(TASK OBJECTIVE) Decide whether each statement agrees with the blog post below. Answer yes or no, and quote the deciding words of the post. (a) The writer used the non-power mower because the power mower would not start. (b) The writer bought the double-bladed garden implement. (c) The writer wrote up the Running Commentary post that day.
++++ GIVEN PASSAGE
Category Archives: personal

Power Lame Mower

Yes, it is another Lame Post Friday, my day of random observations and half-baked philosophy.  I seem to remember earlier this week threatening to philosophize (half-bakedly, of course) about how many of us hate to be reminded about things we ought to be doing (especially if we ought to be doing them without being reminded).  Well, I don’t feel like it.  If you would like to remind me that I ought to do what I say I am going to do, feel free.

 

I went for another run this afternoon after work.  I did not run as far.  I certainly did not run fast (I didn’t run fast yesterday either, but I believe I ran less slowly).  I composed a Running Commentary blog post in my head as I ran.  I’m not going to write it up now.  How many Running Commentaries do my readers want to read?  No, seriously, I’m asking, how many Running Commentary blog posts do you think are good?

 

After my short run, I attempted to mow the lawn.  I can’t get the power mower started so I used the non-power one I purchased for precisely that reason.  It does not work as well, but I did what I could with it. Then I did some stuff with a garden implement purchased by my husband.  It consists of a short double blade on a handle.  You can swing it back and forth and cut things down.  I attempted to do this with the tall dandelions which had eluded the mower.

 

I felt like I was doing battle.  The enemy was much smaller than me, but I was way outnumbered.  Swish, swipe, try that again.  Wait, there are some more.  Look behind me.  I’m surrounded!  At last many of them lay dead or wounded.  Oh dear, that is a terrible image.  I had no idea I was so blood-thirsty.  Oh, OK, I really did.

 

My beloved schnoodle, Tabby, is once again not feeling well.  I throw that in as a blatant bid for some sympathy.  Steven and I are worried about our sweet dog.  I hate to end on a down note, but that is really all I have today.  Hope you are having a non-lame Friday.
++++++++
++++ EXTRACTED RECORDS
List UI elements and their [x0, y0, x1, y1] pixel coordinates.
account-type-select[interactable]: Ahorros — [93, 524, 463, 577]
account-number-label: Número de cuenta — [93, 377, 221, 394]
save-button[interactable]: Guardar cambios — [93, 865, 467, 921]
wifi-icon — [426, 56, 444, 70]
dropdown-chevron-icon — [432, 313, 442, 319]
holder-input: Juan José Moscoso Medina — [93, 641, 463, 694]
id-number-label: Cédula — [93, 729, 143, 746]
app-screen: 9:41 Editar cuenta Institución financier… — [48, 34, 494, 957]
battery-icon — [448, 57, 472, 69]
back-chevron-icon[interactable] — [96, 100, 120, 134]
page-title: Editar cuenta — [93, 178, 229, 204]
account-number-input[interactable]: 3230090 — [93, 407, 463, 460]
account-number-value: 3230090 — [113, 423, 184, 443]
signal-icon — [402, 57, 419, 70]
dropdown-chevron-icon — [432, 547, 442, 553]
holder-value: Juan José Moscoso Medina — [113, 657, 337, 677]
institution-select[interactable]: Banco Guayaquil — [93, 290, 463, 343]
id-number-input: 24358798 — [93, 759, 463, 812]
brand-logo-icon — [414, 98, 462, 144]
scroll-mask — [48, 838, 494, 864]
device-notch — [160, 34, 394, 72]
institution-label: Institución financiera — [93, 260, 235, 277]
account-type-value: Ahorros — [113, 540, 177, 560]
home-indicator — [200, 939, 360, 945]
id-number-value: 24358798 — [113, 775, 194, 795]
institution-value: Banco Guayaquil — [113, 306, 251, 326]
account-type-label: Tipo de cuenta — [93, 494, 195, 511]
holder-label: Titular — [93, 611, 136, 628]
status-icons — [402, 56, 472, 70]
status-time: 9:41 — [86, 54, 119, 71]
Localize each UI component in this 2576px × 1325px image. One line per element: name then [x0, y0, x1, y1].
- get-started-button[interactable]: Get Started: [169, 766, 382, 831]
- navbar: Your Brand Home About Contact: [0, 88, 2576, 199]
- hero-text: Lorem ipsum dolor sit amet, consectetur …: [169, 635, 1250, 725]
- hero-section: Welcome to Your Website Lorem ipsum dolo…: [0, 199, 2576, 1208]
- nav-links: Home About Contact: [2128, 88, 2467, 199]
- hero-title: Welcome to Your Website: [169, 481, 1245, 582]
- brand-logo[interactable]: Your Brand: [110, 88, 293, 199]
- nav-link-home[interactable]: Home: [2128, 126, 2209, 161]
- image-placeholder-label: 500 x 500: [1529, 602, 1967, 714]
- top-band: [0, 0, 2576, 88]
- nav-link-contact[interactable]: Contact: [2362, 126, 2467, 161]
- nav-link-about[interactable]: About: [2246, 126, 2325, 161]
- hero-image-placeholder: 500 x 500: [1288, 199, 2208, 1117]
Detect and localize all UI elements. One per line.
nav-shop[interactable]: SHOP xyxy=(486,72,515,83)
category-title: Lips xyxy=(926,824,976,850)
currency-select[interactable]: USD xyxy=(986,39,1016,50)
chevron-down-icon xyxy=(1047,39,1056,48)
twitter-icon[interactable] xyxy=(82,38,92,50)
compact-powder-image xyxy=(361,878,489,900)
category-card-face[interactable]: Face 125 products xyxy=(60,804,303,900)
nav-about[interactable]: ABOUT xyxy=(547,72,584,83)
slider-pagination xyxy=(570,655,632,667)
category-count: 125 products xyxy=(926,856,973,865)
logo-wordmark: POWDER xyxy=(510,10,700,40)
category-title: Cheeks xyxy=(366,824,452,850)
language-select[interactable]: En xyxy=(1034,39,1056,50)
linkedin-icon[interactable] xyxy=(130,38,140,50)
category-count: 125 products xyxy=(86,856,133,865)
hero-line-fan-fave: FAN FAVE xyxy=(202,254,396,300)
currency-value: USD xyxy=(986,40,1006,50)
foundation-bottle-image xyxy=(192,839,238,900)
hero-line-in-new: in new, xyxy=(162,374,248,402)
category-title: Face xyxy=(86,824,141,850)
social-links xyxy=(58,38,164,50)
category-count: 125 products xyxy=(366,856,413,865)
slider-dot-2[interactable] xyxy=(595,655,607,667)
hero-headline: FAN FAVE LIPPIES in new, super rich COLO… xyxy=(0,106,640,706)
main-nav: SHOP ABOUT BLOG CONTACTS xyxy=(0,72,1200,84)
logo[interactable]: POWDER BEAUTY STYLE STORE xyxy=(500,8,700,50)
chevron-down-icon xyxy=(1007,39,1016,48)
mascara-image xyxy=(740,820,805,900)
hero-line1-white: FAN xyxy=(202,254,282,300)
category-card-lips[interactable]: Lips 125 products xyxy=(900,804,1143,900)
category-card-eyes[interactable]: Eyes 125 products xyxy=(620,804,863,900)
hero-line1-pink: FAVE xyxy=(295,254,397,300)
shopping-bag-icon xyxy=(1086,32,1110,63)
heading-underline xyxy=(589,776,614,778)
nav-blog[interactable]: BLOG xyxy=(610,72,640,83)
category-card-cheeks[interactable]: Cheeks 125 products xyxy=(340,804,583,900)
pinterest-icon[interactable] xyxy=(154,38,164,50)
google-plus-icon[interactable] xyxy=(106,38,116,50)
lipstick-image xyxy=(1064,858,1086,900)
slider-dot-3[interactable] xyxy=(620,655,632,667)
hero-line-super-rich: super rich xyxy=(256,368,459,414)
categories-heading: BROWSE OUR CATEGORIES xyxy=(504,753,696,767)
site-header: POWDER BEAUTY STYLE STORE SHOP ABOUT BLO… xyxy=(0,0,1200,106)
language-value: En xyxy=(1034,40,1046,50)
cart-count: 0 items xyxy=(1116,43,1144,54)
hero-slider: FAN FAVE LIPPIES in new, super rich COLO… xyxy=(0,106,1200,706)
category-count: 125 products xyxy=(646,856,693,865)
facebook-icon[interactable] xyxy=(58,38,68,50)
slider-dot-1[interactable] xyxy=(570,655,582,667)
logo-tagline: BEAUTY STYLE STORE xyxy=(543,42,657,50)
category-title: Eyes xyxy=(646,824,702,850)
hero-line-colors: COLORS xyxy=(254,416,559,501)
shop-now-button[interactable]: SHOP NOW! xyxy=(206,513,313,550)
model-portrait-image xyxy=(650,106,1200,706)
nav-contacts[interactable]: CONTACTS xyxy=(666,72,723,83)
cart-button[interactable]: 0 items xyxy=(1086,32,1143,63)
++++++++
(SOLUTION TO THE EXERCISE)
(a) Yes: "I can’t get the power mower started so I used the non-power one I purchased for precisely that reason."
(b) No: "Then I did some stuff with a garden implement purchased by my husband."
(c) No: "I’m not going to write it up now."